■ WHAT TO DO ■
Within the records below, find each line that holds the string "years", then copy it.

■ GIVEN INFORMATION ■
§

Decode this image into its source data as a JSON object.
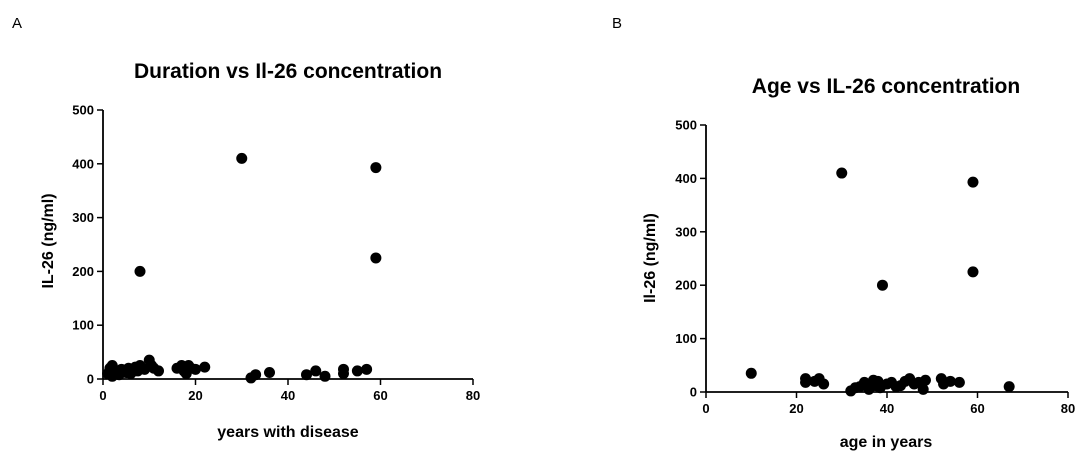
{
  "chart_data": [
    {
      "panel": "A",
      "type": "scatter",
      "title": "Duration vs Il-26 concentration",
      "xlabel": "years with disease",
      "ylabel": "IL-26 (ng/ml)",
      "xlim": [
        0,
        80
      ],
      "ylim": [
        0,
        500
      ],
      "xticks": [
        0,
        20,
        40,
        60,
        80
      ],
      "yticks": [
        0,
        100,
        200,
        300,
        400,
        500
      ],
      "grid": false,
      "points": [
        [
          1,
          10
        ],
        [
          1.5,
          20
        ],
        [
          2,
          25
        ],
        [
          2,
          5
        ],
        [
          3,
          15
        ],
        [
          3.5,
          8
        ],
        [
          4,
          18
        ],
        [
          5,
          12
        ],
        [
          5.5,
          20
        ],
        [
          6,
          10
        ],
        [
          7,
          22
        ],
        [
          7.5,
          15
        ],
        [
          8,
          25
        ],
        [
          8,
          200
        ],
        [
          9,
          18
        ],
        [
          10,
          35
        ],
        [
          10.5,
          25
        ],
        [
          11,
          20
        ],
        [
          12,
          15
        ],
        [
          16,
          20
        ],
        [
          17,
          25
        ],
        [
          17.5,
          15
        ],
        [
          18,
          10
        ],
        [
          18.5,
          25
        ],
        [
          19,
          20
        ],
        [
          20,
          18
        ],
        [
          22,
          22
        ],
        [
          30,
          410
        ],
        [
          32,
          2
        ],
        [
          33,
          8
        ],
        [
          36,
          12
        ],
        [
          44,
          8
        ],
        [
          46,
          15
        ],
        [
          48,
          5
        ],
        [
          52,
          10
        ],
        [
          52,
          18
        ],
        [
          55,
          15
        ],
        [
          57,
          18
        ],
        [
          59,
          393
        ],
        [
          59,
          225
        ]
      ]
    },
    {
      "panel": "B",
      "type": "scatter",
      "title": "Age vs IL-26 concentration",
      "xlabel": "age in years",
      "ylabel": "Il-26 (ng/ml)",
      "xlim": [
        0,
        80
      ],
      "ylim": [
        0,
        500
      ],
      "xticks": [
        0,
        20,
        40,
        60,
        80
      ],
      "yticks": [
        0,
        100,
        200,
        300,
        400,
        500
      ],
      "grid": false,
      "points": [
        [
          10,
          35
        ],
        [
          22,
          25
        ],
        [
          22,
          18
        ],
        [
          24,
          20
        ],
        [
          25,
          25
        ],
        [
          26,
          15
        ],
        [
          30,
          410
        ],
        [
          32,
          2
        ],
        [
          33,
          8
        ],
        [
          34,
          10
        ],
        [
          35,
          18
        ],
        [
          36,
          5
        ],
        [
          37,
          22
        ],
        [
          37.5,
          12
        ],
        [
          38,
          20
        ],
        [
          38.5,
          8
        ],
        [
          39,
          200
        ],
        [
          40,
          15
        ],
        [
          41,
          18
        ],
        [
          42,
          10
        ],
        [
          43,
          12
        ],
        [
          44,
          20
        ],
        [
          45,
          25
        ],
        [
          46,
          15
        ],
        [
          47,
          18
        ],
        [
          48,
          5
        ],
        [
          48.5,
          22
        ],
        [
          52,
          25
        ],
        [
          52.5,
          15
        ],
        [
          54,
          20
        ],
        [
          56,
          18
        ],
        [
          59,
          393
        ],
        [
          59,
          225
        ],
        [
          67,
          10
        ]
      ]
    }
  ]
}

§

■ OUTPUT BELOW ■
      "xlabel": "years with disease",
      "xlabel": "age in years",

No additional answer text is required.